- [TASK TO CARRY OUT]
Collect the lines of the entries where "title" shows up.

- [Data listing]
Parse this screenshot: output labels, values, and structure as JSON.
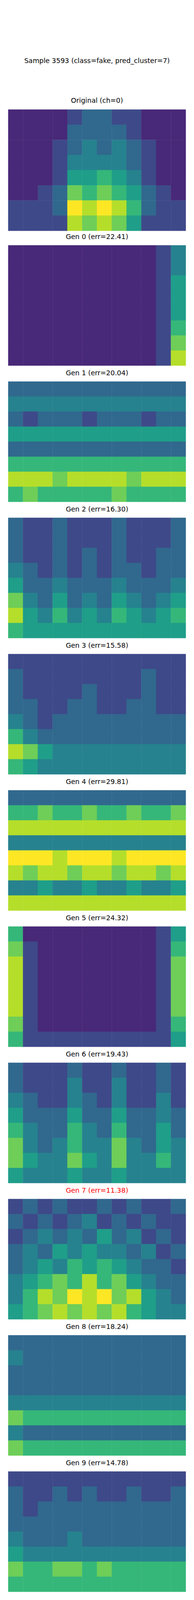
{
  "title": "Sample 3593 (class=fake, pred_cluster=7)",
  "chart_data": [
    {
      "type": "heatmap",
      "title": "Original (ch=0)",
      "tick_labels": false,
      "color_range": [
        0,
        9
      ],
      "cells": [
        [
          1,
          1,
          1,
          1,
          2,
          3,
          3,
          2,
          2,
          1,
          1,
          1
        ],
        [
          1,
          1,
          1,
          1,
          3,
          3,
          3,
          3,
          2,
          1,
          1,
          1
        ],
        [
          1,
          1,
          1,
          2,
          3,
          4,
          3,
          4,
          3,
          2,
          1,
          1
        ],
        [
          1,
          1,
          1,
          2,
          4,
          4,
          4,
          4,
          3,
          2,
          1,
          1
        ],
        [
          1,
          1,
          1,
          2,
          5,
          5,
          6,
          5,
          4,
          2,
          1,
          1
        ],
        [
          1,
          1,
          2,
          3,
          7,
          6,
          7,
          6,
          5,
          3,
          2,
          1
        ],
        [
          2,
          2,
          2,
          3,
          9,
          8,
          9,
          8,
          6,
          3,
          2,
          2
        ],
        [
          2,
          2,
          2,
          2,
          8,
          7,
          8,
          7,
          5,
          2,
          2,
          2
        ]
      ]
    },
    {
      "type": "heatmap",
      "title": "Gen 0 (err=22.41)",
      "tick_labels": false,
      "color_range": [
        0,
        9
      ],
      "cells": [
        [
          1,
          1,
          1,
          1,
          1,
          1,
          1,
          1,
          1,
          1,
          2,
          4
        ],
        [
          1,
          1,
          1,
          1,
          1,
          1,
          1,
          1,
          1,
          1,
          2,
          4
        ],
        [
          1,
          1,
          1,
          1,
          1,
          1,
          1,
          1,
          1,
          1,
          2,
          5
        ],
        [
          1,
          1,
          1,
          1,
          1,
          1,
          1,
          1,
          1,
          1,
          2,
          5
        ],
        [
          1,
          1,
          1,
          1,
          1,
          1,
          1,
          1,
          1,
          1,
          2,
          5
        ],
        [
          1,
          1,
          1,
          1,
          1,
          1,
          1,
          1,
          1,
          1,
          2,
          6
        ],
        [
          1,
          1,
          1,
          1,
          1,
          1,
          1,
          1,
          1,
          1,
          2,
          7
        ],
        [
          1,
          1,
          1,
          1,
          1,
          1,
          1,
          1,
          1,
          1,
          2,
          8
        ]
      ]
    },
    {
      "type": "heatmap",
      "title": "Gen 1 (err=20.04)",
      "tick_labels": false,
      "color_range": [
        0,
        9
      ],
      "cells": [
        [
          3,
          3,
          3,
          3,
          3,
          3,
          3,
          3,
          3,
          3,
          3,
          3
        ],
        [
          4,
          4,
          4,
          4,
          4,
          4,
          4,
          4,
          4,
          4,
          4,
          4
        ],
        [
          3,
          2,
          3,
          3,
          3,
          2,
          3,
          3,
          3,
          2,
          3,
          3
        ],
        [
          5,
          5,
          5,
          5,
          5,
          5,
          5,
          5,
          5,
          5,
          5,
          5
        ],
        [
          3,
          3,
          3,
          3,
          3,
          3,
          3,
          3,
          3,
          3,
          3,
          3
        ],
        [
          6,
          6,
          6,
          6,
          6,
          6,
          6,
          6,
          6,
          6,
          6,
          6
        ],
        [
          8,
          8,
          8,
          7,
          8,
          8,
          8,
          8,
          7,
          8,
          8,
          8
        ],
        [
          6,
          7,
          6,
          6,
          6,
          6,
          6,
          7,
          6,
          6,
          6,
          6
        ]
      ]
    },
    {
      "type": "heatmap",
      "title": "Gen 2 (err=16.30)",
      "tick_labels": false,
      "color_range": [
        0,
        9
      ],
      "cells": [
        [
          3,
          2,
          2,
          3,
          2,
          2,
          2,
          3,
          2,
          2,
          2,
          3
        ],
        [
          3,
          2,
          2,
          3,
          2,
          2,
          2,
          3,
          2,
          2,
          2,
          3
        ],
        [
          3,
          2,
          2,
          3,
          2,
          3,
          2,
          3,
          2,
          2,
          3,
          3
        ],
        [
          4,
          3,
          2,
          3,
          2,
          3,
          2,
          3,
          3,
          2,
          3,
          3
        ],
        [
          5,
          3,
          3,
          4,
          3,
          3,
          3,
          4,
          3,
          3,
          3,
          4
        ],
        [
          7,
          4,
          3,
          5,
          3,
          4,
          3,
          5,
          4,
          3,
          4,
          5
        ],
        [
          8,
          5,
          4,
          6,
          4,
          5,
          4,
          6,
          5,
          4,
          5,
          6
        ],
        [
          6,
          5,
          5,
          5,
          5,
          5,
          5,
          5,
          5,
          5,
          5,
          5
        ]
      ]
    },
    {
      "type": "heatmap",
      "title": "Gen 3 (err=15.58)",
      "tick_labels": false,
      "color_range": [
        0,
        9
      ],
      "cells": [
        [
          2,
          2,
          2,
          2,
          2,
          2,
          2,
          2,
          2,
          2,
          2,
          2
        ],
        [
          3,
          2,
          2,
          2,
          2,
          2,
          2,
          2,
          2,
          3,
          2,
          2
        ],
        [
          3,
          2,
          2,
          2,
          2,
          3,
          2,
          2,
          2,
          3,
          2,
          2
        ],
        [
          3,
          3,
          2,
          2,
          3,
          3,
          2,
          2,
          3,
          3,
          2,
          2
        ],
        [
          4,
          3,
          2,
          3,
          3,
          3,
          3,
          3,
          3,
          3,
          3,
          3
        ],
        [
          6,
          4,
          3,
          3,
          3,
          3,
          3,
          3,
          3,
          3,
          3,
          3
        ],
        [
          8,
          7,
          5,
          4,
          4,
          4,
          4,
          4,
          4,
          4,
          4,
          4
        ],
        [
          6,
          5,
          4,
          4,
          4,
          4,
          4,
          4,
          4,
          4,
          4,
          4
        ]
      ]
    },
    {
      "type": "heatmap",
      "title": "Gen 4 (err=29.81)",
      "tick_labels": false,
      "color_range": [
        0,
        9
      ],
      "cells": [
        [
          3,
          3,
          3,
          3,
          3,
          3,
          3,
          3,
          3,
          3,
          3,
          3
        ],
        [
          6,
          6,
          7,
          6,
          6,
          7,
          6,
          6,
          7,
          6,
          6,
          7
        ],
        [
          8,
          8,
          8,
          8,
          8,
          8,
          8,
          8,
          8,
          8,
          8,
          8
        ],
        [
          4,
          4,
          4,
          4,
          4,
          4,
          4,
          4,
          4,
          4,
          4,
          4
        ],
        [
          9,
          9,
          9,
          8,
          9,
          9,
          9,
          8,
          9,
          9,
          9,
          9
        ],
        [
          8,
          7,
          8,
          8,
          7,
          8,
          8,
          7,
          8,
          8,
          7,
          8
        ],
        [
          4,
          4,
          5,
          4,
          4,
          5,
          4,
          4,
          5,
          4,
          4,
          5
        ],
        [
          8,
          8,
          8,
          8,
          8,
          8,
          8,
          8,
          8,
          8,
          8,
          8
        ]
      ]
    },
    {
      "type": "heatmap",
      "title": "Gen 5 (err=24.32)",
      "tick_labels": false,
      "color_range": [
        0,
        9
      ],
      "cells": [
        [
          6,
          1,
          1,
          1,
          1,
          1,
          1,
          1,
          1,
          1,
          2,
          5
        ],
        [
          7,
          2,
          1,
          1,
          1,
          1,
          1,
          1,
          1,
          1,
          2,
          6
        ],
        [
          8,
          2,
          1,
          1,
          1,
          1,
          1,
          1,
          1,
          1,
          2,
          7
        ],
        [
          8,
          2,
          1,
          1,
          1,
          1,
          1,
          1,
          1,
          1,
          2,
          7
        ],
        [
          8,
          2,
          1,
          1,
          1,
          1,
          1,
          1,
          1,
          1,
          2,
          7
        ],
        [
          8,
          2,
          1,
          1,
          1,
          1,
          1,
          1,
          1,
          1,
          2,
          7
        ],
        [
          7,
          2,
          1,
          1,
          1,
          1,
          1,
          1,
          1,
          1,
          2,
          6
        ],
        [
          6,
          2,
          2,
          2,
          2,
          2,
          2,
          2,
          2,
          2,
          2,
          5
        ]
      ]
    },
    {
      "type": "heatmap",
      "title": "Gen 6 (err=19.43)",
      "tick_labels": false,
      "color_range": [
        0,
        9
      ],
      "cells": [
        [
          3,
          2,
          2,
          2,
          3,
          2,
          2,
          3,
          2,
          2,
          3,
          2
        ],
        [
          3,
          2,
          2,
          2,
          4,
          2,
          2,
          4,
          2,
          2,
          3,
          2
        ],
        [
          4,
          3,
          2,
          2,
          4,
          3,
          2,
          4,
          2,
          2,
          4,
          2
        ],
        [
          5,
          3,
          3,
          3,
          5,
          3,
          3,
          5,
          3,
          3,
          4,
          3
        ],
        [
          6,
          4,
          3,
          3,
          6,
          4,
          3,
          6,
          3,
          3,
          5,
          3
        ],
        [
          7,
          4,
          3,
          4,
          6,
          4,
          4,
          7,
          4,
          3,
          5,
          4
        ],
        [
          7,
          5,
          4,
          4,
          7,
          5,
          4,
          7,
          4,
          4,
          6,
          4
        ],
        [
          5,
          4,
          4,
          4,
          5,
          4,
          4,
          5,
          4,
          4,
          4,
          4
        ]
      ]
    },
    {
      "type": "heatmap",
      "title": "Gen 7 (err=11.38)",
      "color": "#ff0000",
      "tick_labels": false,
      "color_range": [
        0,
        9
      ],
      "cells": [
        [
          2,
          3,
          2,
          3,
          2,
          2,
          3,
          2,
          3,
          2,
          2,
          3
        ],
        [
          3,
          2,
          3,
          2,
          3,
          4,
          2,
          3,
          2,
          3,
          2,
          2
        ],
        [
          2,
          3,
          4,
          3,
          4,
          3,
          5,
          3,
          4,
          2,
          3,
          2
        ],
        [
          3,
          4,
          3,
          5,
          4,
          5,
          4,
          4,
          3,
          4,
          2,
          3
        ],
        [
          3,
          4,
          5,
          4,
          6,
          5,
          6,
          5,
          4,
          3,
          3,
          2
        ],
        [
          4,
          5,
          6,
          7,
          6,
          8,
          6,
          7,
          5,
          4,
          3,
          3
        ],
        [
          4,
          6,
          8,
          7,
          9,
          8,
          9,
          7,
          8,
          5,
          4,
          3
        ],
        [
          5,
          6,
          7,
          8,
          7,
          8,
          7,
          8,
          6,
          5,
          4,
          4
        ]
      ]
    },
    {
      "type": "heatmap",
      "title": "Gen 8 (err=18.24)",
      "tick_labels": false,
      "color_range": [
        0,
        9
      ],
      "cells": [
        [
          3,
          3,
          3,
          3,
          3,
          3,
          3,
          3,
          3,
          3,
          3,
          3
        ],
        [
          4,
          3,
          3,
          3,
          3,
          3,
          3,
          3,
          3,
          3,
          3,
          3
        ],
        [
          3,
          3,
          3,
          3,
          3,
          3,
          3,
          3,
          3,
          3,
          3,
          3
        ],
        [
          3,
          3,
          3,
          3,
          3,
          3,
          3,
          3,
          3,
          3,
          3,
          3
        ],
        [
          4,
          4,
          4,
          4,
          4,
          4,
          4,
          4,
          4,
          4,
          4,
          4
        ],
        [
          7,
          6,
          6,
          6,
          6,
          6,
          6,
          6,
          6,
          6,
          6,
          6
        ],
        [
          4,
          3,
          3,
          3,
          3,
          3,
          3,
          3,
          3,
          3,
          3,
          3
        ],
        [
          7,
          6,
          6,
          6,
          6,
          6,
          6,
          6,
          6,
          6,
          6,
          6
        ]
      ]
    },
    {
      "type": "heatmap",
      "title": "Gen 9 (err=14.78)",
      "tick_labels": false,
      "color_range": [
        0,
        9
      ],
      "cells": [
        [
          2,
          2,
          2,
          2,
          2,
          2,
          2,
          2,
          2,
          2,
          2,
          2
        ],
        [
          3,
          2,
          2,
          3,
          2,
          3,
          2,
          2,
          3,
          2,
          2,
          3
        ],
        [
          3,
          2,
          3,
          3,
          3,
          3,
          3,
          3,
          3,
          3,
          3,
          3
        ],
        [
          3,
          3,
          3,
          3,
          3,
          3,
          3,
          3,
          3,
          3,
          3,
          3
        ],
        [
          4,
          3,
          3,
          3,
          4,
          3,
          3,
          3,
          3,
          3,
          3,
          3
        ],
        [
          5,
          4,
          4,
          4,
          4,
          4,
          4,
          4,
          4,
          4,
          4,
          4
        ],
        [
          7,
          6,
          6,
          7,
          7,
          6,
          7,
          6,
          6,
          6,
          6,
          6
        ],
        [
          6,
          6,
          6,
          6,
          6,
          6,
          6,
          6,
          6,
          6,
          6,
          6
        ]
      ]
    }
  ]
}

- [CORRECT RESULT]
  "title": "Sample 3593 (class=fake, pred_cluster=7)",
      "title": "Original (ch=0)",
      "title": "Gen 0 (err=22.41)",
      "title": "Gen 1 (err=20.04)",
      "title": "Gen 2 (err=16.30)",
      "title": "Gen 3 (err=15.58)",
      "title": "Gen 4 (err=29.81)",
      "title": "Gen 5 (err=24.32)",
      "title": "Gen 6 (err=19.43)",
      "title": "Gen 7 (err=11.38)",
      "title": "Gen 8 (err=18.24)",
      "title": "Gen 9 (err=14.78)",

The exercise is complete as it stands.